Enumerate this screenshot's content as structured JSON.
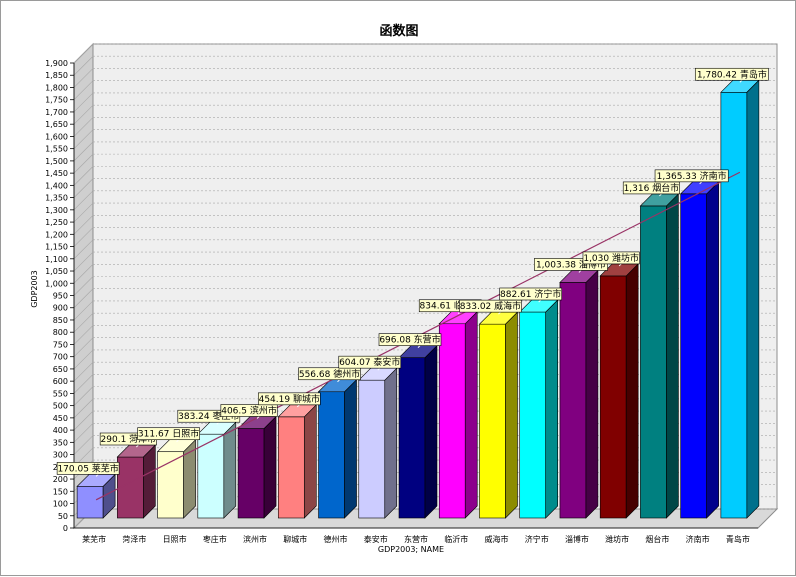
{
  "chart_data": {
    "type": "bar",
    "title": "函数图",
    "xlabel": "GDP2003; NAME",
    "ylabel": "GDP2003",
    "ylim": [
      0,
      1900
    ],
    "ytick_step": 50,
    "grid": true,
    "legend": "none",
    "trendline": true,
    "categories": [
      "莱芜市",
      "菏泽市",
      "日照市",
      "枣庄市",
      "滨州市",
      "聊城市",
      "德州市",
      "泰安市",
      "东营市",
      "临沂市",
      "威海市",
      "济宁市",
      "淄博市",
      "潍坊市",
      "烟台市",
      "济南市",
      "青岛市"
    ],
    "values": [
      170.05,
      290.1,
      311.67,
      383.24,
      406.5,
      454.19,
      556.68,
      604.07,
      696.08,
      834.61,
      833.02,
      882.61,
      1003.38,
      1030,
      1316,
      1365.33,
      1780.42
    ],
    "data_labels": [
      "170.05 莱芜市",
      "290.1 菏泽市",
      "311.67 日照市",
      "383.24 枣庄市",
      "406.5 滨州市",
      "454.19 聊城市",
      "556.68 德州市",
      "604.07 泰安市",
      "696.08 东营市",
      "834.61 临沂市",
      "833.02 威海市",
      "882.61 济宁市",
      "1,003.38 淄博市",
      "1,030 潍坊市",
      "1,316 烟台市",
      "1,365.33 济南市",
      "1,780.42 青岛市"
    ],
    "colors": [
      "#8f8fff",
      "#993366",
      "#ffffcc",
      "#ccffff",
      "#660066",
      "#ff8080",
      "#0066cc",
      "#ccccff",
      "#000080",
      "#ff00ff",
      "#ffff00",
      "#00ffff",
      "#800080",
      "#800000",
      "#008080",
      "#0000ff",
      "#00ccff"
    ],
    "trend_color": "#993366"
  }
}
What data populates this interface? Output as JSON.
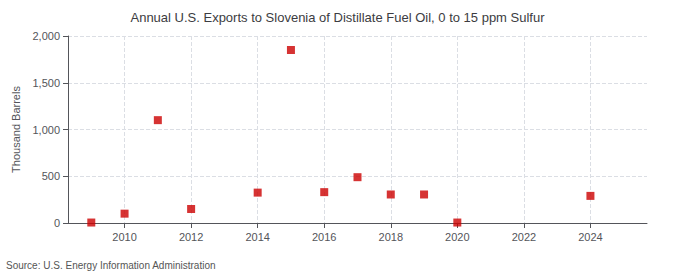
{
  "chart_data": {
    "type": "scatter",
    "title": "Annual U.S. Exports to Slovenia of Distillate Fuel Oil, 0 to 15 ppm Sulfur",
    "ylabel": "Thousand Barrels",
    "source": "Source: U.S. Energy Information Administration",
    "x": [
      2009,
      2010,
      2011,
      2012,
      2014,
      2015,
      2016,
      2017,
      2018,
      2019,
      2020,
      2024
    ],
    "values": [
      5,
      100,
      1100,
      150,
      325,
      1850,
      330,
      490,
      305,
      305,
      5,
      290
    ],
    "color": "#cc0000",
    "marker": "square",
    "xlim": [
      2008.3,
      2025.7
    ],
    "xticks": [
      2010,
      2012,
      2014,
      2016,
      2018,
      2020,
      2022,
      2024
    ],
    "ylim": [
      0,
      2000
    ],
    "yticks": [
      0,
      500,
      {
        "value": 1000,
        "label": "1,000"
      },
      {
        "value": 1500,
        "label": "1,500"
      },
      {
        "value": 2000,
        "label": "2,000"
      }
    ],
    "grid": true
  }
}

════════════════

Take each line of the material that contains the word "this" and list it.

Enumerate this screenshot's content as structured JSON.
What data populates this interface? Output as JSON.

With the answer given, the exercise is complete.